Layout region records:
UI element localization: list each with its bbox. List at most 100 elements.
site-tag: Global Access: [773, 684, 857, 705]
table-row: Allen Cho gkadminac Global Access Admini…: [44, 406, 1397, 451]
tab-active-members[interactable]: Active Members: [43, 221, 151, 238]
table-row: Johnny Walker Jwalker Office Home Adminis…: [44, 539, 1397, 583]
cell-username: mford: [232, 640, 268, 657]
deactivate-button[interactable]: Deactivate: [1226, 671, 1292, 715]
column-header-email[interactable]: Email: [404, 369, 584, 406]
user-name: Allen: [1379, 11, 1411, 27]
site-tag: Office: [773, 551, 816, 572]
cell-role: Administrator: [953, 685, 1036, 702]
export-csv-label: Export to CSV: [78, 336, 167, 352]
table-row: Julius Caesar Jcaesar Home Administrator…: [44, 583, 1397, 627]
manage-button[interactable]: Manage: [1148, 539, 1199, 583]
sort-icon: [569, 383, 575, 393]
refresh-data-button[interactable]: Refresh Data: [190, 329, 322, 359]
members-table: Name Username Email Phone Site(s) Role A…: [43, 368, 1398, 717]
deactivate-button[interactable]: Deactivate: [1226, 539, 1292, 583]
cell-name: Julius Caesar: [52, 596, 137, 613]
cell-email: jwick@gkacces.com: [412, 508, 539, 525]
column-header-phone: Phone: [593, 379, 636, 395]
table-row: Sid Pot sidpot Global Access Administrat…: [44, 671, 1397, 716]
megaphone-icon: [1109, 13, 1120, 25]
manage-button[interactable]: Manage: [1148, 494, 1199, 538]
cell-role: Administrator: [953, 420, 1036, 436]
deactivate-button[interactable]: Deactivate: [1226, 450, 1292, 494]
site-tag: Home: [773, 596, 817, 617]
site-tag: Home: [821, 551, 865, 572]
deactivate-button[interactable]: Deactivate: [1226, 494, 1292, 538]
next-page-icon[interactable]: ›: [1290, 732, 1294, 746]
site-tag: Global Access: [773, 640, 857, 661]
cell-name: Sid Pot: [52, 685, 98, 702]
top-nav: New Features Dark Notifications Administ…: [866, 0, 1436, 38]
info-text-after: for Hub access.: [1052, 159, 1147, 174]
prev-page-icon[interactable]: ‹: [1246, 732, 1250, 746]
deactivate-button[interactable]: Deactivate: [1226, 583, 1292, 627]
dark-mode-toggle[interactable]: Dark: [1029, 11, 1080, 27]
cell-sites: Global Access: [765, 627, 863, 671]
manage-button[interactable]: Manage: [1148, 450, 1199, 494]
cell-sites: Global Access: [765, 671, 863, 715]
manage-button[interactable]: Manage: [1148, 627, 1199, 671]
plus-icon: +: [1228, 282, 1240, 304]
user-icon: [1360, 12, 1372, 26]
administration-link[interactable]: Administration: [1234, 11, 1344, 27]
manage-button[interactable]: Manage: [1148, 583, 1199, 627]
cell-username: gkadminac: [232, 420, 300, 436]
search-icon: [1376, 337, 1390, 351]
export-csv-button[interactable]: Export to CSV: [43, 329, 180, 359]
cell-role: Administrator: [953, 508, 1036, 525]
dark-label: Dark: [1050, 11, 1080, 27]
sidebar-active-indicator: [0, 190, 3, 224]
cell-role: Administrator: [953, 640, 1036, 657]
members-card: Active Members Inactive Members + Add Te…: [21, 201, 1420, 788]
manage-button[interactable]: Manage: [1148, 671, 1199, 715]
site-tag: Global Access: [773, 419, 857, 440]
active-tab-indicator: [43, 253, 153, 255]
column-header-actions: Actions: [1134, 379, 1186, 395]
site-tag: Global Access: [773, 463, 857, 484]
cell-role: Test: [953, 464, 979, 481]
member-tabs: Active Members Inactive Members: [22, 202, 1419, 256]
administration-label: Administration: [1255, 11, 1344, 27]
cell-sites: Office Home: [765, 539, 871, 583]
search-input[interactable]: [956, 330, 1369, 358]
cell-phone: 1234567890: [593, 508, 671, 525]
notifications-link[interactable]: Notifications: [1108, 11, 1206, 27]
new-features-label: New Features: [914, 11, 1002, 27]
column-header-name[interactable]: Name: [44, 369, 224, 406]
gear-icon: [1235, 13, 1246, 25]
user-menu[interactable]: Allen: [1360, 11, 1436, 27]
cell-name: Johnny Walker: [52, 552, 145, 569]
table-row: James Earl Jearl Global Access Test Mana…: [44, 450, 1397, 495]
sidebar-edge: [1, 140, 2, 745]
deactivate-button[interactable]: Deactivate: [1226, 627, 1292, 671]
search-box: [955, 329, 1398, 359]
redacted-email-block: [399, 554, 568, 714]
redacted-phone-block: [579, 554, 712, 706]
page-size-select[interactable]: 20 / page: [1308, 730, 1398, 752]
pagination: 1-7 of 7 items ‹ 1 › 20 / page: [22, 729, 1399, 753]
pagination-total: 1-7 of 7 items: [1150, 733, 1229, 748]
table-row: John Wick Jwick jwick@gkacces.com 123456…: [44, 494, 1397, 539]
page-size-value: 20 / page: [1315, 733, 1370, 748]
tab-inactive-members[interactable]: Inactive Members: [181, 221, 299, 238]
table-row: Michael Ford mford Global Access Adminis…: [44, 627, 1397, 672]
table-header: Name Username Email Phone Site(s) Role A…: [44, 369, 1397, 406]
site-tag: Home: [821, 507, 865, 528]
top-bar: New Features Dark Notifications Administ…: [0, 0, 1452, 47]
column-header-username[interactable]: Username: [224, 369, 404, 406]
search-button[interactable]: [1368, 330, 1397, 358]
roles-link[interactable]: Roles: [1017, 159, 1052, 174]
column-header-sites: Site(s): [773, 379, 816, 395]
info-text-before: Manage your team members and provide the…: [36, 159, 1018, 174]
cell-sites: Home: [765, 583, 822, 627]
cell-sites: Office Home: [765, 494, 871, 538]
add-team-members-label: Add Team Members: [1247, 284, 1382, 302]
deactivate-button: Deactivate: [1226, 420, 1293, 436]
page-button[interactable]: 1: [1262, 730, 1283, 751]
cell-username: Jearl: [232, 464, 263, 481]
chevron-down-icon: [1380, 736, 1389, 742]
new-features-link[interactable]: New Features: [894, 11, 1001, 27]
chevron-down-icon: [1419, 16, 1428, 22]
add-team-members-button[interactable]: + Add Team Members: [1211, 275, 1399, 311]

Requirements: Reproduce every line of the records above word for word.

Worked answer:
UI element localization: list each with its bbox. List at most 100 elements.
site-tag: Global Access: [773, 684, 857, 705]
table-row: Allen Cho gkadminac Global Access Admini…: [44, 406, 1397, 451]
tab-active-members[interactable]: Active Members: [43, 221, 151, 238]
table-row: Johnny Walker Jwalker Office Home Adminis…: [44, 539, 1397, 583]
cell-username: mford: [232, 640, 268, 657]
deactivate-button[interactable]: Deactivate: [1226, 671, 1292, 715]
column-header-email[interactable]: Email: [404, 369, 584, 406]
user-name: Allen: [1379, 11, 1411, 27]
site-tag: Office: [773, 551, 816, 572]
cell-role: Administrator: [953, 685, 1036, 702]
export-csv-label: Export to CSV: [78, 336, 167, 352]
table-row: Julius Caesar Jcaesar Home Administrator…: [44, 583, 1397, 627]
manage-button[interactable]: Manage: [1148, 539, 1199, 583]
sort-icon: [569, 383, 575, 393]
refresh-data-button[interactable]: Refresh Data: [190, 329, 322, 359]
members-table: Name Username Email Phone Site(s) Role A…: [43, 368, 1398, 717]
deactivate-button[interactable]: Deactivate: [1226, 539, 1292, 583]
cell-name: Julius Caesar: [52, 596, 137, 613]
cell-email: jwick@gkacces.com: [412, 508, 539, 525]
column-header-phone: Phone: [593, 379, 636, 395]
table-row: Sid Pot sidpot Global Access Administrat…: [44, 671, 1397, 716]
megaphone-icon: [1109, 13, 1120, 25]
manage-button[interactable]: Manage: [1148, 494, 1199, 538]
cell-role: Administrator: [953, 420, 1036, 436]
deactivate-button[interactable]: Deactivate: [1226, 450, 1292, 494]
site-tag: Home: [773, 596, 817, 617]
site-tag: Home: [821, 551, 865, 572]
deactivate-button[interactable]: Deactivate: [1226, 494, 1292, 538]
next-page-icon[interactable]: ›: [1290, 732, 1294, 746]
site-tag: Global Access: [773, 640, 857, 661]
cell-name: Sid Pot: [52, 685, 98, 702]
top-nav: New Features Dark Notifications Administ…: [866, 0, 1436, 38]
info-text-after: for Hub access.: [1052, 159, 1147, 174]
prev-page-icon[interactable]: ‹: [1246, 732, 1250, 746]
deactivate-button[interactable]: Deactivate: [1226, 583, 1292, 627]
dark-mode-toggle[interactable]: Dark: [1029, 11, 1080, 27]
cell-sites: Global Access: [765, 627, 863, 671]
manage-button[interactable]: Manage: [1148, 450, 1199, 494]
cell-sites: Global Access: [765, 671, 863, 715]
manage-button[interactable]: Manage: [1148, 627, 1199, 671]
plus-icon: +: [1228, 282, 1240, 304]
user-icon: [1360, 12, 1372, 26]
administration-link[interactable]: Administration: [1234, 11, 1344, 27]
manage-button[interactable]: Manage: [1148, 583, 1199, 627]
cell-username: gkadminac: [232, 420, 300, 436]
search-icon: [1376, 337, 1390, 351]
export-csv-button[interactable]: Export to CSV: [43, 329, 180, 359]
cell-role: Administrator: [953, 508, 1036, 525]
dark-label: Dark: [1050, 11, 1080, 27]
sidebar-active-indicator: [0, 190, 3, 224]
cell-role: Administrator: [953, 640, 1036, 657]
members-card: Active Members Inactive Members + Add Te…: [21, 201, 1420, 788]
manage-button[interactable]: Manage: [1148, 671, 1199, 715]
site-tag: Global Access: [773, 419, 857, 440]
active-tab-indicator: [43, 253, 153, 255]
column-header-actions: Actions: [1134, 379, 1186, 395]
site-tag: Global Access: [773, 463, 857, 484]
cell-role: Test: [953, 464, 979, 481]
member-tabs: Active Members Inactive Members: [22, 202, 1419, 256]
administration-label: Administration: [1255, 11, 1344, 27]
cell-sites: Office Home: [765, 539, 871, 583]
search-input[interactable]: [956, 330, 1369, 358]
cell-phone: 1234567890: [593, 508, 671, 525]
notifications-link[interactable]: Notifications: [1108, 11, 1206, 27]
new-features-label: New Features: [914, 11, 1002, 27]
column-header-name[interactable]: Name: [44, 369, 224, 406]
gear-icon: [1235, 13, 1246, 25]
user-menu[interactable]: Allen: [1360, 11, 1436, 27]
cell-name: Johnny Walker: [52, 552, 145, 569]
table-row: James Earl Jearl Global Access Test Mana…: [44, 450, 1397, 495]
sidebar-edge: [1, 140, 2, 745]
deactivate-button[interactable]: Deactivate: [1226, 627, 1292, 671]
search-box: [955, 329, 1398, 359]
redacted-email-block: [399, 554, 568, 714]
redacted-phone-block: [579, 554, 712, 706]
page-size-select[interactable]: 20 / page: [1308, 730, 1398, 752]
pagination: 1-7 of 7 items ‹ 1 › 20 / page: [22, 729, 1399, 753]
pagination-total: 1-7 of 7 items: [1150, 733, 1229, 748]
table-row: John Wick Jwick jwick@gkacces.com 123456…: [44, 494, 1397, 539]
page-size-value: 20 / page: [1315, 733, 1370, 748]
tab-inactive-members[interactable]: Inactive Members: [181, 221, 299, 238]
table-row: Michael Ford mford Global Access Adminis…: [44, 627, 1397, 672]
table-header: Name Username Email Phone Site(s) Role A…: [44, 369, 1397, 406]
site-tag: Home: [821, 507, 865, 528]
top-bar: New Features Dark Notifications Administ…: [0, 0, 1452, 47]
column-header-username[interactable]: Username: [224, 369, 404, 406]
search-button[interactable]: [1368, 330, 1397, 358]
roles-link[interactable]: Roles: [1017, 159, 1052, 174]
column-header-sites: Site(s): [773, 379, 816, 395]
info-text-before: Manage your team members and provide the…: [36, 159, 1018, 174]
cell-sites: Home: [765, 583, 822, 627]
cell-sites: Office Home: [765, 494, 871, 538]
add-team-members-label: Add Team Members: [1247, 284, 1382, 302]
deactivate-button: Deactivate: [1226, 420, 1293, 436]
page-button[interactable]: 1: [1262, 730, 1283, 751]
cell-username: Jearl: [232, 464, 263, 481]
chevron-down-icon: [1380, 736, 1389, 742]
new-features-link[interactable]: New Features: [894, 11, 1001, 27]
chevron-down-icon: [1419, 16, 1428, 22]
add-team-members-button[interactable]: + Add Team Members: [1211, 275, 1399, 311]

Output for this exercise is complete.